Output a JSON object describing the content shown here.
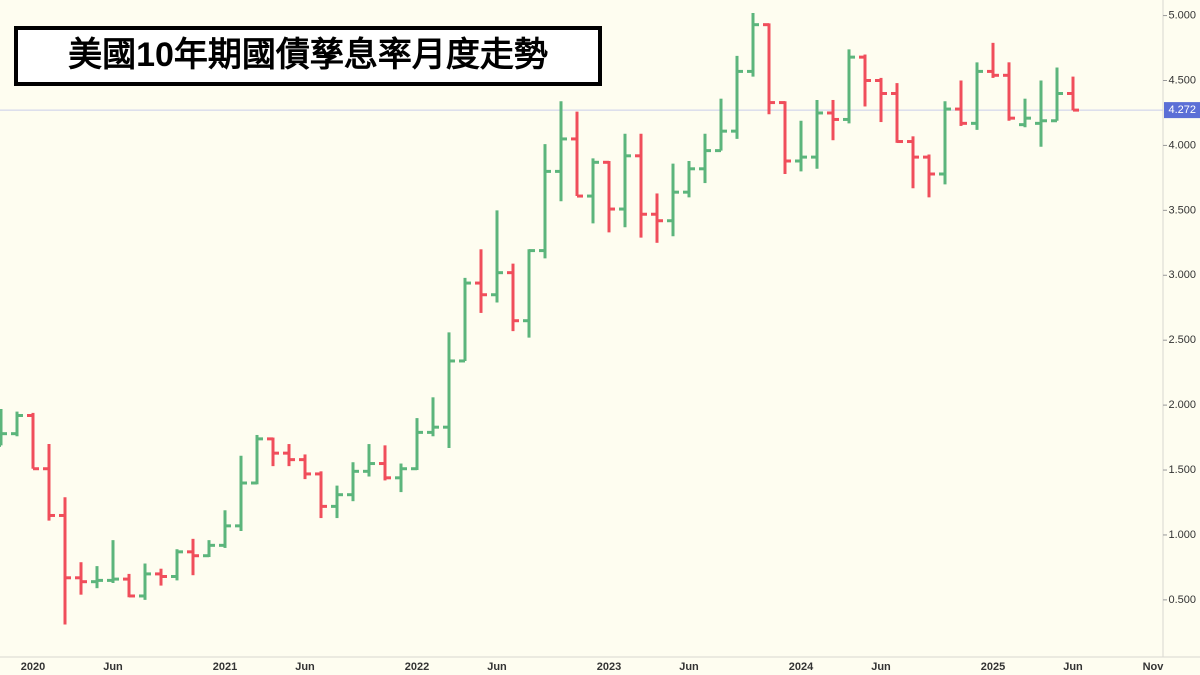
{
  "chart_data": {
    "type": "ohlc",
    "title": "美國10年期國債孳息率月度走勢",
    "up_color": "#5cb57c",
    "down_color": "#f04e5b",
    "last_line_color": "#c9cdea",
    "last_label_color": "#5b6fd6",
    "categories": [
      null,
      null,
      "2020",
      null,
      null,
      null,
      null,
      "Jun",
      null,
      null,
      null,
      null,
      null,
      null,
      "2021",
      null,
      null,
      null,
      null,
      "Jun",
      null,
      null,
      null,
      null,
      null,
      null,
      "2022",
      null,
      null,
      null,
      null,
      "Jun",
      null,
      null,
      null,
      null,
      null,
      null,
      "2023",
      null,
      null,
      null,
      null,
      "Jun",
      null,
      null,
      null,
      null,
      null,
      null,
      "2024",
      null,
      null,
      null,
      null,
      "Jun",
      null,
      null,
      null,
      null,
      null,
      null,
      "2025",
      null,
      null,
      null,
      null,
      "Jun",
      null,
      null,
      null,
      null,
      "Nov"
    ],
    "open": [
      1.69,
      1.78,
      1.92,
      1.51,
      1.15,
      0.67,
      0.64,
      0.65,
      0.66,
      0.53,
      0.7,
      0.68,
      0.87,
      0.84,
      0.92,
      1.07,
      1.4,
      1.74,
      1.63,
      1.58,
      1.47,
      1.22,
      1.31,
      1.49,
      1.55,
      1.44,
      1.51,
      1.79,
      1.83,
      2.34,
      2.94,
      2.85,
      3.02,
      2.65,
      3.19,
      3.8,
      4.05,
      3.61,
      3.87,
      3.51,
      3.92,
      3.47,
      3.42,
      3.64,
      3.82,
      3.96,
      4.11,
      4.57,
      4.93,
      4.33,
      3.88,
      3.91,
      4.25,
      4.2,
      4.68,
      4.5,
      4.4,
      4.03,
      3.91,
      3.78,
      4.28,
      4.17,
      4.57,
      4.54,
      4.16,
      4.17,
      4.19,
      4.4,
      null,
      null,
      null,
      null,
      null
    ],
    "high": [
      1.97,
      1.95,
      1.94,
      1.7,
      1.29,
      0.79,
      0.76,
      0.96,
      0.7,
      0.78,
      0.74,
      0.89,
      0.97,
      0.96,
      1.19,
      1.61,
      1.77,
      1.75,
      1.7,
      1.62,
      1.49,
      1.38,
      1.56,
      1.7,
      1.69,
      1.55,
      1.9,
      2.06,
      2.56,
      2.98,
      3.2,
      3.5,
      3.09,
      3.2,
      4.01,
      4.34,
      4.26,
      3.9,
      3.88,
      4.09,
      4.09,
      3.63,
      3.86,
      3.88,
      4.09,
      4.36,
      4.69,
      5.02,
      4.94,
      4.34,
      4.19,
      4.35,
      4.35,
      4.74,
      4.7,
      4.52,
      4.48,
      4.07,
      3.93,
      4.34,
      4.5,
      4.64,
      4.79,
      4.64,
      4.36,
      4.5,
      4.6,
      4.53,
      null,
      null,
      null,
      null,
      null
    ],
    "low": [
      1.69,
      1.76,
      1.51,
      1.11,
      0.31,
      0.54,
      0.59,
      0.63,
      0.52,
      0.5,
      0.61,
      0.65,
      0.69,
      0.83,
      0.9,
      1.03,
      1.39,
      1.53,
      1.53,
      1.43,
      1.13,
      1.13,
      1.26,
      1.45,
      1.42,
      1.33,
      1.5,
      1.76,
      1.67,
      2.34,
      2.71,
      2.79,
      2.57,
      2.52,
      3.13,
      3.57,
      3.61,
      3.4,
      3.33,
      3.37,
      3.29,
      3.25,
      3.3,
      3.6,
      3.71,
      3.96,
      4.05,
      4.53,
      4.24,
      3.78,
      3.8,
      3.82,
      4.04,
      4.17,
      4.3,
      4.18,
      4.02,
      3.67,
      3.6,
      3.7,
      4.15,
      4.12,
      4.52,
      4.19,
      4.14,
      3.99,
      4.19,
      4.27,
      null,
      null,
      null,
      null,
      null
    ],
    "close": [
      1.78,
      1.92,
      1.51,
      1.15,
      0.67,
      0.64,
      0.65,
      0.66,
      0.53,
      0.7,
      0.68,
      0.87,
      0.84,
      0.92,
      1.07,
      1.4,
      1.74,
      1.63,
      1.58,
      1.47,
      1.22,
      1.31,
      1.49,
      1.55,
      1.44,
      1.51,
      1.79,
      1.83,
      2.34,
      2.94,
      2.85,
      3.02,
      2.65,
      3.19,
      3.8,
      4.05,
      3.61,
      3.87,
      3.51,
      3.92,
      3.47,
      3.42,
      3.64,
      3.82,
      3.96,
      4.11,
      4.57,
      4.93,
      4.33,
      3.88,
      3.91,
      4.25,
      4.2,
      4.68,
      4.5,
      4.4,
      4.03,
      3.91,
      3.78,
      4.28,
      4.17,
      4.57,
      4.54,
      4.21,
      4.21,
      4.19,
      4.4,
      4.272,
      null,
      null,
      null,
      null,
      null
    ],
    "ylim": [
      0.06,
      5.12
    ],
    "yticks": [
      {
        "value": 0.5,
        "label": "0.500"
      },
      {
        "value": 1.0,
        "label": "1.000"
      },
      {
        "value": 1.5,
        "label": "1.500"
      },
      {
        "value": 2.0,
        "label": "2.000"
      },
      {
        "value": 2.5,
        "label": "2.500"
      },
      {
        "value": 3.0,
        "label": "3.000"
      },
      {
        "value": 3.5,
        "label": "3.500"
      },
      {
        "value": 4.0,
        "label": "4.000"
      },
      {
        "value": 4.5,
        "label": "4.500"
      },
      {
        "value": 5.0,
        "label": "5.000"
      }
    ]
  }
}
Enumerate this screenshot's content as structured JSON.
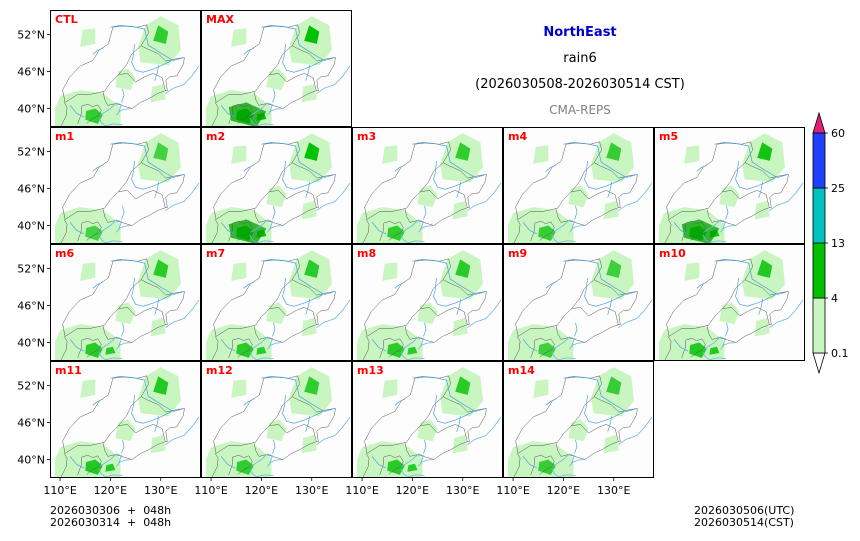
{
  "title": {
    "region": "NorthEast",
    "variable": "rain6",
    "period": "(2026030508-2026030514 CST)",
    "model": "CMA-REPS",
    "region_color": "#0000cc",
    "model_color": "#808080"
  },
  "panels": [
    {
      "label": "CTL",
      "intensity": 0.9
    },
    {
      "label": "MAX",
      "intensity": 1.8
    },
    {
      "label": "m1",
      "intensity": 0.6
    },
    {
      "label": "m2",
      "intensity": 1.5
    },
    {
      "label": "m3",
      "intensity": 0.9
    },
    {
      "label": "m4",
      "intensity": 0.8
    },
    {
      "label": "m5",
      "intensity": 1.3
    },
    {
      "label": "m6",
      "intensity": 1.0
    },
    {
      "label": "m7",
      "intensity": 1.0
    },
    {
      "label": "m8",
      "intensity": 1.0
    },
    {
      "label": "m9",
      "intensity": 0.7
    },
    {
      "label": "m10",
      "intensity": 1.1
    },
    {
      "label": "m11",
      "intensity": 1.1
    },
    {
      "label": "m12",
      "intensity": 0.9
    },
    {
      "label": "m13",
      "intensity": 1.0
    },
    {
      "label": "m14",
      "intensity": 0.8
    }
  ],
  "panel_label_color": "#ff0000",
  "lat_ticks": [
    "52°N",
    "46°N",
    "40°N"
  ],
  "lon_ticks": [
    "110°E",
    "120°E",
    "130°E"
  ],
  "colorbar": {
    "levels": [
      "0.1",
      "4",
      "13",
      "25",
      "60"
    ],
    "colors": [
      "#c8f5c0",
      "#00c000",
      "#00c0c0",
      "#2040ff"
    ],
    "extend_max_color": "#e0207a",
    "extend_min_color": "#ffffff"
  },
  "footer": {
    "left_line1": "2026030306  +  048h",
    "left_line2": "2026030314  +  048h",
    "right_line1": "2026030506(UTC)",
    "right_line2": "2026030514(CST)"
  }
}
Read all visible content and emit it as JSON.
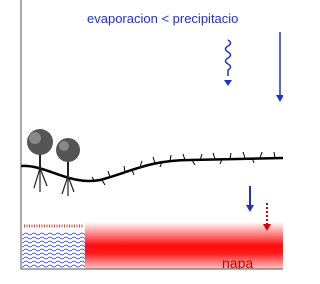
{
  "labels": {
    "top": "evaporacion < precipitacio",
    "water_table": "napa"
  }
}
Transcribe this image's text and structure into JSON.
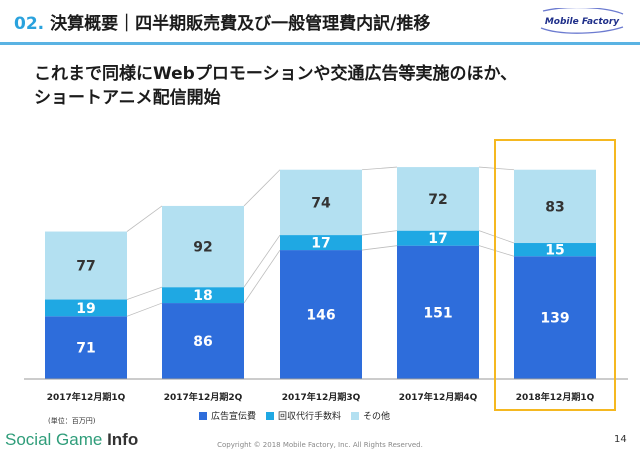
{
  "header": {
    "number": "02.",
    "title": "決算概要｜四半期販売費及び一般管理費内訳/推移",
    "logo_text": "Mobile Factory"
  },
  "subtitle": {
    "line1": "これまで同様にWebプロモーションや交通広告等実施のほか、",
    "line2": "ショートアニメ配信開始"
  },
  "unit_note": "(単位：百万円)",
  "footer": {
    "source_logo_a": "Social Game",
    "source_logo_b": "Info",
    "copyright": "Copyright © 2018 Mobile Factory, Inc. All Rights Reserved.",
    "page_number": "14"
  },
  "colors": {
    "advertising": "#2e6ddb",
    "collection_fee": "#1fa8e3",
    "other": "#b3e0f1",
    "highlight": "#f5b820",
    "accent": "#2aa2dd"
  },
  "chart_data": {
    "type": "bar",
    "stacked": true,
    "categories": [
      "2017年12月期1Q",
      "2017年12月期2Q",
      "2017年12月期3Q",
      "2017年12月期4Q",
      "2018年12月期1Q"
    ],
    "series": [
      {
        "name": "広告宣伝費",
        "values": [
          71,
          86,
          146,
          151,
          139
        ]
      },
      {
        "name": "回収代行手数料",
        "values": [
          19,
          18,
          17,
          17,
          15
        ]
      },
      {
        "name": "その他",
        "values": [
          77,
          92,
          74,
          72,
          83
        ]
      }
    ],
    "highlighted_category": "2018年12月期1Q",
    "legend_position": "bottom",
    "grid": false
  }
}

_Your task_
Reproduce the lines above, exactly and exclusively, from the line containing "Read all visible content and emit it as JSON." down to the last line, both included; pictures are not part of the copy.

_Written reply_
Read all visible content and emit it as JSON.
{
  "labels": {
    "top": "evaporacion < precipitacio",
    "water_table": "napa"
  }
}
Transcribe this image's text and structure into JSON.
{
  "header": {
    "number": "02.",
    "title": "決算概要｜四半期販売費及び一般管理費内訳/推移",
    "logo_text": "Mobile Factory"
  },
  "subtitle": {
    "line1": "これまで同様にWebプロモーションや交通広告等実施のほか、",
    "line2": "ショートアニメ配信開始"
  },
  "unit_note": "(単位：百万円)",
  "footer": {
    "source_logo_a": "Social Game",
    "source_logo_b": "Info",
    "copyright": "Copyright © 2018 Mobile Factory, Inc. All Rights Reserved.",
    "page_number": "14"
  },
  "colors": {
    "advertising": "#2e6ddb",
    "collection_fee": "#1fa8e3",
    "other": "#b3e0f1",
    "highlight": "#f5b820",
    "accent": "#2aa2dd"
  },
  "chart_data": {
    "type": "bar",
    "stacked": true,
    "categories": [
      "2017年12月期1Q",
      "2017年12月期2Q",
      "2017年12月期3Q",
      "2017年12月期4Q",
      "2018年12月期1Q"
    ],
    "series": [
      {
        "name": "広告宣伝費",
        "values": [
          71,
          86,
          146,
          151,
          139
        ]
      },
      {
        "name": "回収代行手数料",
        "values": [
          19,
          18,
          17,
          17,
          15
        ]
      },
      {
        "name": "その他",
        "values": [
          77,
          92,
          74,
          72,
          83
        ]
      }
    ],
    "highlighted_category": "2018年12月期1Q",
    "legend_position": "bottom",
    "grid": false
  }
}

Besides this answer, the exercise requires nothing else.